SET TASK ▸ Pick out each line containing the string "taxappealctg" and copy it.

DATA LISTING ▸
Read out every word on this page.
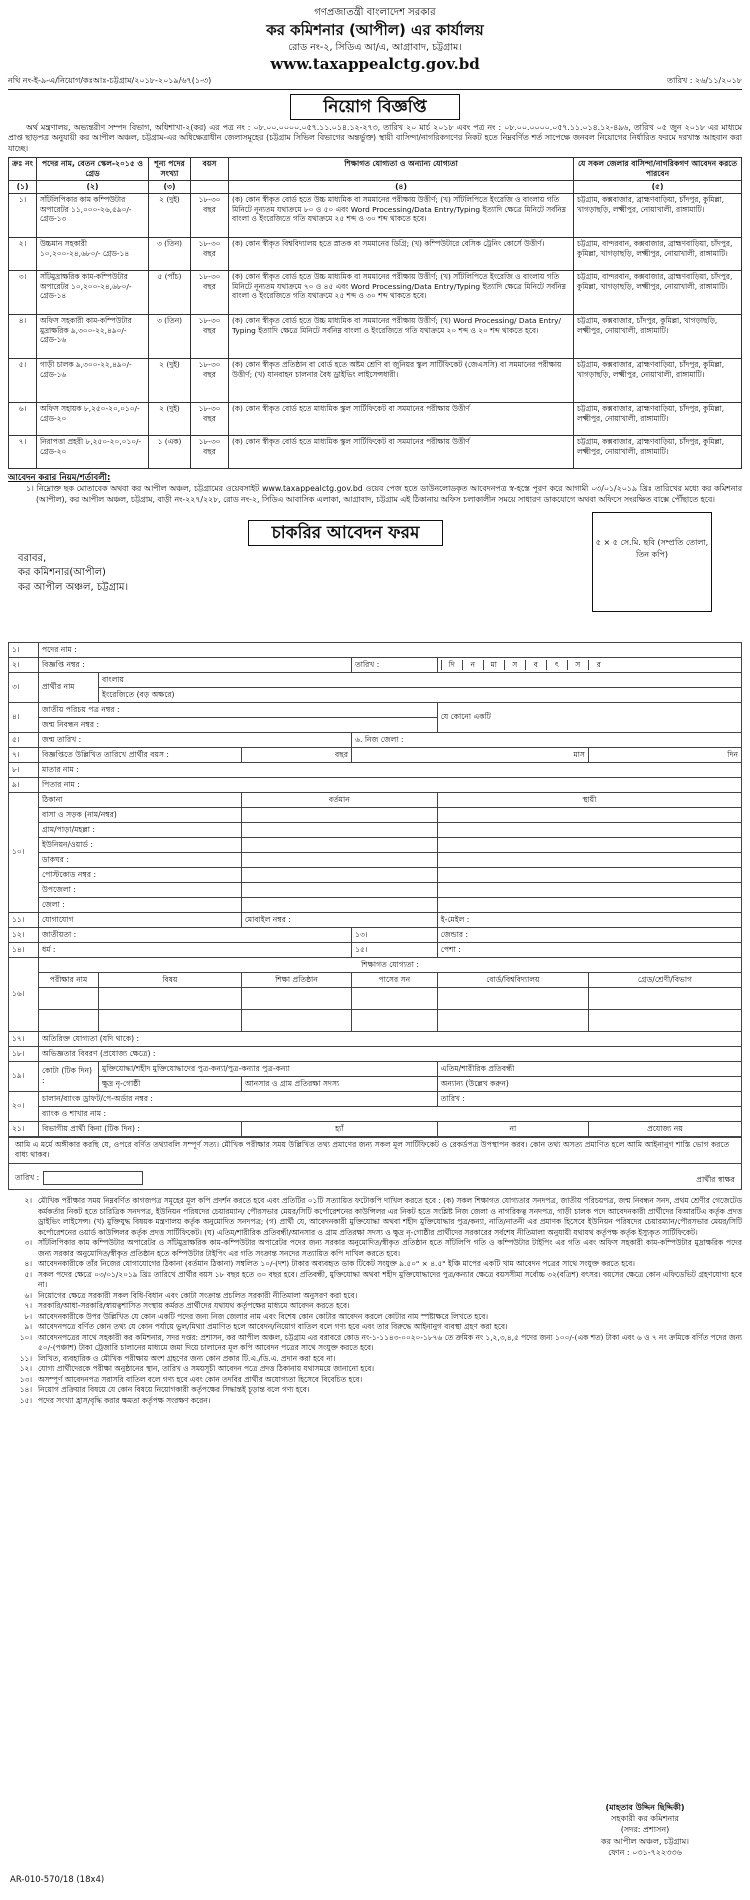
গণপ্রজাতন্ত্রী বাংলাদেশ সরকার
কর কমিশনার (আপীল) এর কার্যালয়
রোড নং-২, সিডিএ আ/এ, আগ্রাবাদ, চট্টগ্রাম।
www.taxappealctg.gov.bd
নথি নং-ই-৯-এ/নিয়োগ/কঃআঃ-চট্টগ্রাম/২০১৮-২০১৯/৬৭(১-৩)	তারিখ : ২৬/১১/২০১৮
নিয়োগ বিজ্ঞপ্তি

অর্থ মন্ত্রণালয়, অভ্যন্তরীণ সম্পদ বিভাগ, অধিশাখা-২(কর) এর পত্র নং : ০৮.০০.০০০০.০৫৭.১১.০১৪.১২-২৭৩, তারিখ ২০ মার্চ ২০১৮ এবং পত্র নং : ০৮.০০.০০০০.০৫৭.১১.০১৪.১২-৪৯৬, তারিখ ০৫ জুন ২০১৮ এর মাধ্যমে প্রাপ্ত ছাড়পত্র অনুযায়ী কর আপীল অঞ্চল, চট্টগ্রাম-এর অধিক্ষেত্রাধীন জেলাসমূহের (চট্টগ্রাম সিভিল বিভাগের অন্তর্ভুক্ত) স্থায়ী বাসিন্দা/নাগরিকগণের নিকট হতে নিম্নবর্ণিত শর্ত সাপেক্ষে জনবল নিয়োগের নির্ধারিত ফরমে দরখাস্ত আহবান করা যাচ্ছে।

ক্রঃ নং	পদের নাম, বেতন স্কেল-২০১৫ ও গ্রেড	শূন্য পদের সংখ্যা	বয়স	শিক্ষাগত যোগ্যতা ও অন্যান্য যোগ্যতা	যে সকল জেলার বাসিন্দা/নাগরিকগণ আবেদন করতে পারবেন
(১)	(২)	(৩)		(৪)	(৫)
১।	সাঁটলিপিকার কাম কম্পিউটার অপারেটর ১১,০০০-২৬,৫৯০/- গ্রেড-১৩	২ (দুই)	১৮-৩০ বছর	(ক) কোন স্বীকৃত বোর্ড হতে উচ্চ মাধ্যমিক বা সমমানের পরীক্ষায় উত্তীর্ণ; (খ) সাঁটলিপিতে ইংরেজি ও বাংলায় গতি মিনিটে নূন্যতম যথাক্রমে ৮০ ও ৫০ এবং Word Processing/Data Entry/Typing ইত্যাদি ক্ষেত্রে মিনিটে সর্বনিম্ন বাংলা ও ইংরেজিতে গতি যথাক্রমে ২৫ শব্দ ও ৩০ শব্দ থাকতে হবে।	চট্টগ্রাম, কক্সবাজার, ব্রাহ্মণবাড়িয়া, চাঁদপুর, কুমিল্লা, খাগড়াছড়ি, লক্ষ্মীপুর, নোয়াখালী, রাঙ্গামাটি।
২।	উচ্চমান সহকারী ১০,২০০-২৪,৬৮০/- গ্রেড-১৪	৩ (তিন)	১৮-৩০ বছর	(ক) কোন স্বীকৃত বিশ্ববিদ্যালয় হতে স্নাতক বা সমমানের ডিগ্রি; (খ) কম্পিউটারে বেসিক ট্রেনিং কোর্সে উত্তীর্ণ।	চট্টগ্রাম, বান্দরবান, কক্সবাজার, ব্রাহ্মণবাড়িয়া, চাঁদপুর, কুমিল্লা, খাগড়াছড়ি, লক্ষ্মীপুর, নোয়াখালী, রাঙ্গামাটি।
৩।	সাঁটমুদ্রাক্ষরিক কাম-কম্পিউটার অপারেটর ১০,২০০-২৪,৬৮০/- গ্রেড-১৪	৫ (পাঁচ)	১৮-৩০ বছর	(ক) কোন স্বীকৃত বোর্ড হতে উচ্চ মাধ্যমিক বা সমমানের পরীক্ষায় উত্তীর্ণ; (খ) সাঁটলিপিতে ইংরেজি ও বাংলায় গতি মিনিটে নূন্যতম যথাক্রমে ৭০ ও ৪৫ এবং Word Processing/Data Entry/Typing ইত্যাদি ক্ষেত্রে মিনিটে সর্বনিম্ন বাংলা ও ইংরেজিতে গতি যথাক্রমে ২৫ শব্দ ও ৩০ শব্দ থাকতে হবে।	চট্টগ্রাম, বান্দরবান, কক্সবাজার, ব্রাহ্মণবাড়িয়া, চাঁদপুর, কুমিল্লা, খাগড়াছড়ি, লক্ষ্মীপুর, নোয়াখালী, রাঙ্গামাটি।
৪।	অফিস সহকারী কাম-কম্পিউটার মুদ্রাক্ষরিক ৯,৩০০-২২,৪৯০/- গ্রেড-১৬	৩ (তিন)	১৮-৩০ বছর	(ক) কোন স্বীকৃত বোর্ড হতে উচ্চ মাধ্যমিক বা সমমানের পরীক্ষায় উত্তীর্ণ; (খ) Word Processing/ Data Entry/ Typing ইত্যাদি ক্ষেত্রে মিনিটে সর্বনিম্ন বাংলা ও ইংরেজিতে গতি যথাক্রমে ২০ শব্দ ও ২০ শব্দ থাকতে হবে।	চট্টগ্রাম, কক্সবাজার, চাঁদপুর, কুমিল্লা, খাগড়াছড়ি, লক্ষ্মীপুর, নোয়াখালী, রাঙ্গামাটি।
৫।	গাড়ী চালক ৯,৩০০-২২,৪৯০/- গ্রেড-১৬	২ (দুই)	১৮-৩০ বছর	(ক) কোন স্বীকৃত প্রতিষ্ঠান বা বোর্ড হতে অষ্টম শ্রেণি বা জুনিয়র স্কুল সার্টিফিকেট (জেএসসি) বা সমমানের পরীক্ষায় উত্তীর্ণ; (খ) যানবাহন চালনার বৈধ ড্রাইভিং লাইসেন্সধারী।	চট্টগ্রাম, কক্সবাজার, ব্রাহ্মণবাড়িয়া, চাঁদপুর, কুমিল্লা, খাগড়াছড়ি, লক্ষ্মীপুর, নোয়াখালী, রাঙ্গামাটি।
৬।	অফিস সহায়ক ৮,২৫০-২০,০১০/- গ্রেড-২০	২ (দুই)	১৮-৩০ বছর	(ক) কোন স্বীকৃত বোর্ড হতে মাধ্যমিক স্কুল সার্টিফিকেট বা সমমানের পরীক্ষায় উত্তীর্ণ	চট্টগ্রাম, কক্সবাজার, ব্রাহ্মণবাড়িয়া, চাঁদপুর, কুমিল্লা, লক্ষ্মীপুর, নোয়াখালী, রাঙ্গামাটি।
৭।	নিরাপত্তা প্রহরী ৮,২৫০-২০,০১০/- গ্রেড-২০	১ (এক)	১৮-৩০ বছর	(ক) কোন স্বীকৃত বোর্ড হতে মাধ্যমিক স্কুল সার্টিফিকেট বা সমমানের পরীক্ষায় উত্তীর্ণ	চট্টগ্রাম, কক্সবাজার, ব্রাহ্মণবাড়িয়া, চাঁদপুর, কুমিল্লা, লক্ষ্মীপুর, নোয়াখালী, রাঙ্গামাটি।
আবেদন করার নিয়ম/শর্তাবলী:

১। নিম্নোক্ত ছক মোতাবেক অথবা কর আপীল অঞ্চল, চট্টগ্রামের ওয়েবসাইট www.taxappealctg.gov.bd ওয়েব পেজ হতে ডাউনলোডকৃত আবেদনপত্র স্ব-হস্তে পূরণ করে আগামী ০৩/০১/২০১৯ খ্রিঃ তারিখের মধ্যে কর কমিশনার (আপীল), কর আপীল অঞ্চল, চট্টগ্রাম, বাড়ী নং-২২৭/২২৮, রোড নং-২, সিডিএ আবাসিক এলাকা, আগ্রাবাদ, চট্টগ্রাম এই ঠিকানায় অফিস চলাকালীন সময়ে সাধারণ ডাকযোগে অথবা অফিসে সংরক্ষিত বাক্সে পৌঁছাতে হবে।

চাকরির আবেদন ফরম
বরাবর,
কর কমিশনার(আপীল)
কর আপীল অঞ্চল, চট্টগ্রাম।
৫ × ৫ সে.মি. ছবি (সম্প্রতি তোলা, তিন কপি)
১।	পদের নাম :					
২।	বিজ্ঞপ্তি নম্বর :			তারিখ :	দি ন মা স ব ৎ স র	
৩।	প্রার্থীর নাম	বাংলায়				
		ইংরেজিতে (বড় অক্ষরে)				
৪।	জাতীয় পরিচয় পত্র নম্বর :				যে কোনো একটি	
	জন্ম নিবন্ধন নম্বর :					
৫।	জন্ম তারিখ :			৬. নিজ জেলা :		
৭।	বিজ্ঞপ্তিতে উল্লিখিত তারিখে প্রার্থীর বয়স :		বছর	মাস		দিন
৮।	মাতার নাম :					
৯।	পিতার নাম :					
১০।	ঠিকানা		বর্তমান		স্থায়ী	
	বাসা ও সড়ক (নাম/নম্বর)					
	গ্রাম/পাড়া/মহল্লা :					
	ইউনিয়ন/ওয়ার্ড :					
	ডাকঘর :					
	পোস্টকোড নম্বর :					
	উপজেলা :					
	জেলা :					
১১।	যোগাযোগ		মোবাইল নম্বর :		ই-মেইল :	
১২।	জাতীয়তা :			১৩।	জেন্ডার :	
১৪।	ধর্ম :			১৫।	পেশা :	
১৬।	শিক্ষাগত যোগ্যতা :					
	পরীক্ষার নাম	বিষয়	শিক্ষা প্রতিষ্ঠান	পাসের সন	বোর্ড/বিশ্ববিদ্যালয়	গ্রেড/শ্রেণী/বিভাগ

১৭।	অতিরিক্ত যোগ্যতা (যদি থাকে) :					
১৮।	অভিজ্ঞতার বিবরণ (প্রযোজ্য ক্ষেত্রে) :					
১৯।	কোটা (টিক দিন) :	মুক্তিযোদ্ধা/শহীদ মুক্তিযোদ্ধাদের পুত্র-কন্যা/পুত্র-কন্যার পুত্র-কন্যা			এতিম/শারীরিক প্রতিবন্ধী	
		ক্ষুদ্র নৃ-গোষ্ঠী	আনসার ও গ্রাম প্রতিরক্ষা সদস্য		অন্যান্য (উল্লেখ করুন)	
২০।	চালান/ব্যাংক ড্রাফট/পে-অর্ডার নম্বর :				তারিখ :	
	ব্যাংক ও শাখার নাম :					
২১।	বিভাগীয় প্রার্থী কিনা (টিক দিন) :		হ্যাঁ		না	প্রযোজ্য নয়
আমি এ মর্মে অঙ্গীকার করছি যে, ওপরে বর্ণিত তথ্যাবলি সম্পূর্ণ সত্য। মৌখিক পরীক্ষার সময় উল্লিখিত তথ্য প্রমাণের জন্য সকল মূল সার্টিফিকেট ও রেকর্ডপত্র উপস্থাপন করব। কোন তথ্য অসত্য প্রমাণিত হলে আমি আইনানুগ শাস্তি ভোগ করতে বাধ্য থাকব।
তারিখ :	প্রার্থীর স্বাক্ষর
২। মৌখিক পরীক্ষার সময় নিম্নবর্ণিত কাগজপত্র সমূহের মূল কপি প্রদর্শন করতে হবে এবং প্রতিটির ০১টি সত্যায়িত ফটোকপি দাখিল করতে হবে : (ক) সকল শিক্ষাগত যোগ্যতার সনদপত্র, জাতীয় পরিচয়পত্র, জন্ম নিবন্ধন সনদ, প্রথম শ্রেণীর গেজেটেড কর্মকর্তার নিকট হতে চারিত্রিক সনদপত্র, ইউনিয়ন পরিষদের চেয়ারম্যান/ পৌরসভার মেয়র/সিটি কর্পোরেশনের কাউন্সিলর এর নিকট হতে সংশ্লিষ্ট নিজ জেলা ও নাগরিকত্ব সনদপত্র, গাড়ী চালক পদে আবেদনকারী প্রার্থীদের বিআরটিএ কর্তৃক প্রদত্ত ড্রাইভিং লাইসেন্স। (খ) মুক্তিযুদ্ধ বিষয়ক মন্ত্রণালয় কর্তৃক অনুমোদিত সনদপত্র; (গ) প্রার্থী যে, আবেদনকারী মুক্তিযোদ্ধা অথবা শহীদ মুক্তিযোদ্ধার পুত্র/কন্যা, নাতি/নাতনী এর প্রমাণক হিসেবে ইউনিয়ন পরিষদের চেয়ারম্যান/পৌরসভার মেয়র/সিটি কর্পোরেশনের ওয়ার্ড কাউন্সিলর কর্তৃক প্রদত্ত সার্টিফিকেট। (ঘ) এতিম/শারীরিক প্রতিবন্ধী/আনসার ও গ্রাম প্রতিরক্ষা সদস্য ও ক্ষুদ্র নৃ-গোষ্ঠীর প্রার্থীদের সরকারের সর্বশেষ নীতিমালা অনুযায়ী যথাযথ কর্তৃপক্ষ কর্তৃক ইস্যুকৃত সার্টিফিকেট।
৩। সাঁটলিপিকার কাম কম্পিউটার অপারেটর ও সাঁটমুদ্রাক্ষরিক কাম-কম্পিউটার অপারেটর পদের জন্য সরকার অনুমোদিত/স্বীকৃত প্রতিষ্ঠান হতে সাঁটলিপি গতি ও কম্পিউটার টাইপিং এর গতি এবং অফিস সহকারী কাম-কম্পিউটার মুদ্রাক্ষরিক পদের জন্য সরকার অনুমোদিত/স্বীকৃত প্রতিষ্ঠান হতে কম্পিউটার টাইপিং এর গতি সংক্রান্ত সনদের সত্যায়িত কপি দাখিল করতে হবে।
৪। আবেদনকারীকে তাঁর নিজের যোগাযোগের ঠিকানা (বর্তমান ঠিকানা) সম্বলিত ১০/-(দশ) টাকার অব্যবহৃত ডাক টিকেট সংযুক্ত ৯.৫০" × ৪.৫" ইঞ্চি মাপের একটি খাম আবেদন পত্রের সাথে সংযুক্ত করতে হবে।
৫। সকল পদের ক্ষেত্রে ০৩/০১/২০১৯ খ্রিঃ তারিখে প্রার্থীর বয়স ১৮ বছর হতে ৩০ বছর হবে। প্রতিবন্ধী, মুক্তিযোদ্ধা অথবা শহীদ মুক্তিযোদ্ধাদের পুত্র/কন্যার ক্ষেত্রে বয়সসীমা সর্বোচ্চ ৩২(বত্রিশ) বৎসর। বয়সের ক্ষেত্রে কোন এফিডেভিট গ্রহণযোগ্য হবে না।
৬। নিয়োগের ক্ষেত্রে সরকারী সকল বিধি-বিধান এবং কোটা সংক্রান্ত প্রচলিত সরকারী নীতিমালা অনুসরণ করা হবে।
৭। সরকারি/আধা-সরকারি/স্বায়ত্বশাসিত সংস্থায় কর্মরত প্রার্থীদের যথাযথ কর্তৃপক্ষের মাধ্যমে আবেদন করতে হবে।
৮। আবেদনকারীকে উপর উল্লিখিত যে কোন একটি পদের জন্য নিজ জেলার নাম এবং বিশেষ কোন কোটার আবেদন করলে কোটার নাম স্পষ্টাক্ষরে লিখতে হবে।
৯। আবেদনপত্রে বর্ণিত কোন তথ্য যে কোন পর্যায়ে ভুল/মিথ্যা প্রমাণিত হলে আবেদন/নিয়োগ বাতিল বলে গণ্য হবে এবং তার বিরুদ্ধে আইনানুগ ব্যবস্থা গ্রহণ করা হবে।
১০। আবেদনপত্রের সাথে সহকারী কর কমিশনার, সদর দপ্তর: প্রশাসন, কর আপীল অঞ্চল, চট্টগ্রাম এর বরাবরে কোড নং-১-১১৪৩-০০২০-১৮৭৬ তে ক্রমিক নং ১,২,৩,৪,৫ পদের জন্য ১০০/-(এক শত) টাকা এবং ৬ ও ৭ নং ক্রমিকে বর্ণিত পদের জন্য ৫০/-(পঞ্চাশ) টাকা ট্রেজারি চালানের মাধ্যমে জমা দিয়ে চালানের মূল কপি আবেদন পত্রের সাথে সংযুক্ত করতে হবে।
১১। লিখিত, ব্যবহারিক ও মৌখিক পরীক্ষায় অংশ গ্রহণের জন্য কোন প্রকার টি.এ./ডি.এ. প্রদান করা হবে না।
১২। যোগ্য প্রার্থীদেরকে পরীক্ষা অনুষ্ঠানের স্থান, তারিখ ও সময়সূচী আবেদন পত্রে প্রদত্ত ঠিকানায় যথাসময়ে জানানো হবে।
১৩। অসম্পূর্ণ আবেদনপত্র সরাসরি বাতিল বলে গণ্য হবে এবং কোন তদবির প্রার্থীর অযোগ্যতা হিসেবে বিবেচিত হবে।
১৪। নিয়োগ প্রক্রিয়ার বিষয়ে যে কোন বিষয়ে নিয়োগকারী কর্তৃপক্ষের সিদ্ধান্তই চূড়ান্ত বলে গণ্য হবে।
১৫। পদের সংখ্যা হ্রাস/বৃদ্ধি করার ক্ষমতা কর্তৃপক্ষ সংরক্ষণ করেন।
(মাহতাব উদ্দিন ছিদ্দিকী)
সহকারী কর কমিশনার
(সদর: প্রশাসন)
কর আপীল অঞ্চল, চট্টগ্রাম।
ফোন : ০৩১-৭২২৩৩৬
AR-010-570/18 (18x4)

FINAL RESULT ▸
www.taxappealctg.gov.bd
১। নিম্নোক্ত ছক মোতাবেক অথবা কর আপীল অঞ্চল, চট্টগ্রামের ওয়েবসাইট www.taxappealctg.gov.bd ওয়েব পেজ হতে ডাউনলোডকৃত আবেদনপত্র স্ব-হস্তে পূরণ করে আগামী ০৩/০১/২০১৯ খ্রিঃ তারিখের মধ্যে কর কমিশনার (আপীল), কর আপীল অঞ্চল, চট্টগ্রাম, বাড়ী নং-২২৭/২২৮, রোড নং-২, সিডিএ আবাসিক এলাকা, আগ্রাবাদ, চট্টগ্রাম এই ঠিকানায় অফিস চলাকালীন সময়ে সাধারণ ডাকযোগে অথবা অফিসে সংরক্ষিত বাক্সে পৌঁছাতে হবে।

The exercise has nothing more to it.